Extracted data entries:
— BEGIN —

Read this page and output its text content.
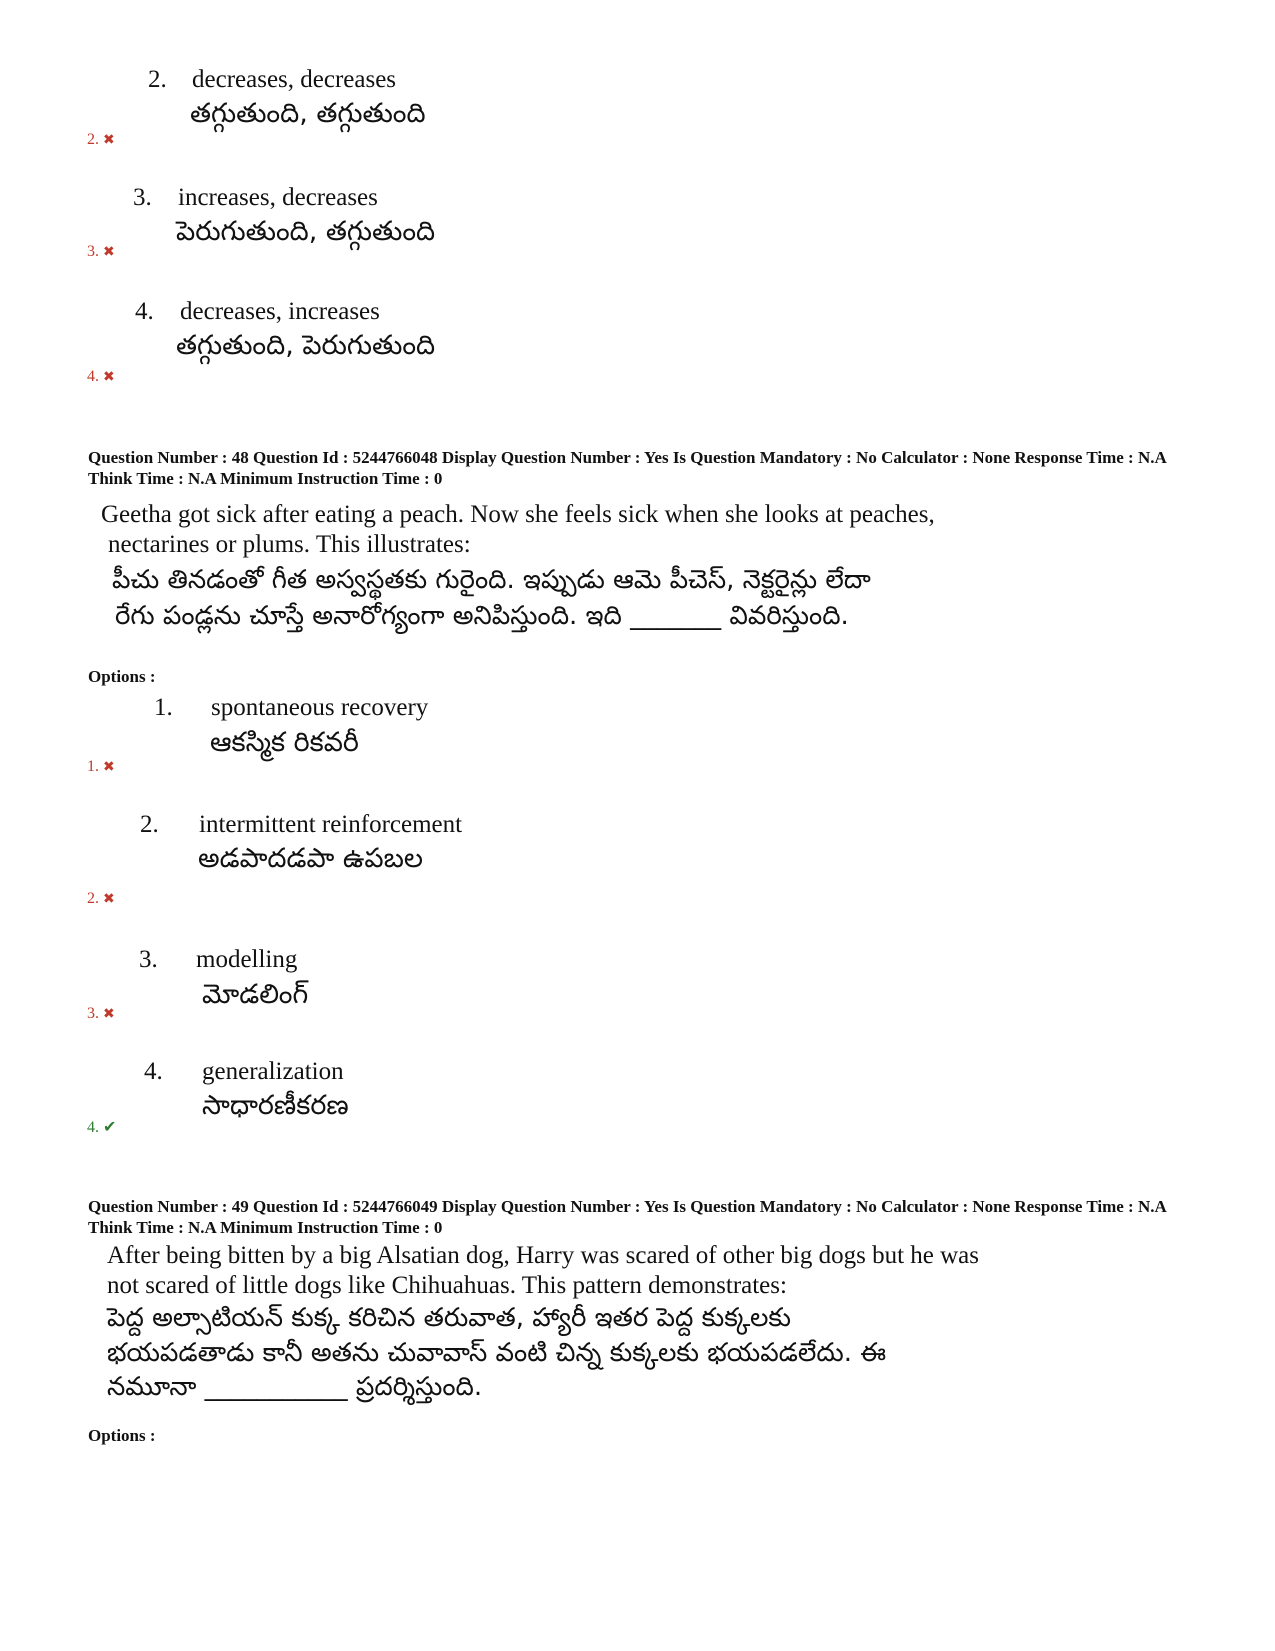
2. decreases, decreases
తగ్గుతుంది, తగ్గుతుంది
2. ✖
3. increases, decreases
పెరుగుతుంది, తగ్గుతుంది
3. ✖
4. decreases, increases
తగ్గుతుంది, పెరుగుతుంది
4. ✖
Question Number : 48 Question Id : 5244766048 Display Question Number : Yes Is Question Mandatory : No Calculator : None Response Time : N.A Think Time : N.A Minimum Instruction Time : 0
Geetha got sick after eating a peach. Now she feels sick when she looks at peaches,
nectarines or plums. This illustrates:
పీచు తినడంతో గీత అస్వస్థతకు గురైంది. ఇప్పుడు ఆమె పీచెస్, నెక్టరైన్లు లేదా
రేగు పండ్లను చూస్తే అనారోగ్యంగా అనిపిస్తుంది. ఇది _______ వివరిస్తుంది.
Options :
1. spontaneous recovery
ఆకస్మిక రికవరీ
1. ✖
2. intermittent reinforcement
అడపాదడపా ఉపబల
2. ✖
3. modelling
మోడలింగ్
3. ✖
4. generalization
సాధారణీకరణ
4. ✔
Question Number : 49 Question Id : 5244766049 Display Question Number : Yes Is Question Mandatory : No Calculator : None Response Time : N.A Think Time : N.A Minimum Instruction Time : 0
After being bitten by a big Alsatian dog, Harry was scared of other big dogs but he was
not scared of little dogs like Chihuahuas. This pattern demonstrates:
పెద్ద అల్సాటియన్ కుక్క కరిచిన తరువాత, హ్యారీ ఇతర పెద్ద కుక్కలకు
భయపడతాడు కానీ అతను చువావాస్ వంటి చిన్న కుక్కలకు భయపడలేదు. ఈ
నమూనా ___________ ప్రదర్శిస్తుంది.
Options :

— END —

Exactly how many lines of the material contain the word "Mandatory"? Write the number alone.

→ **Written solution**
2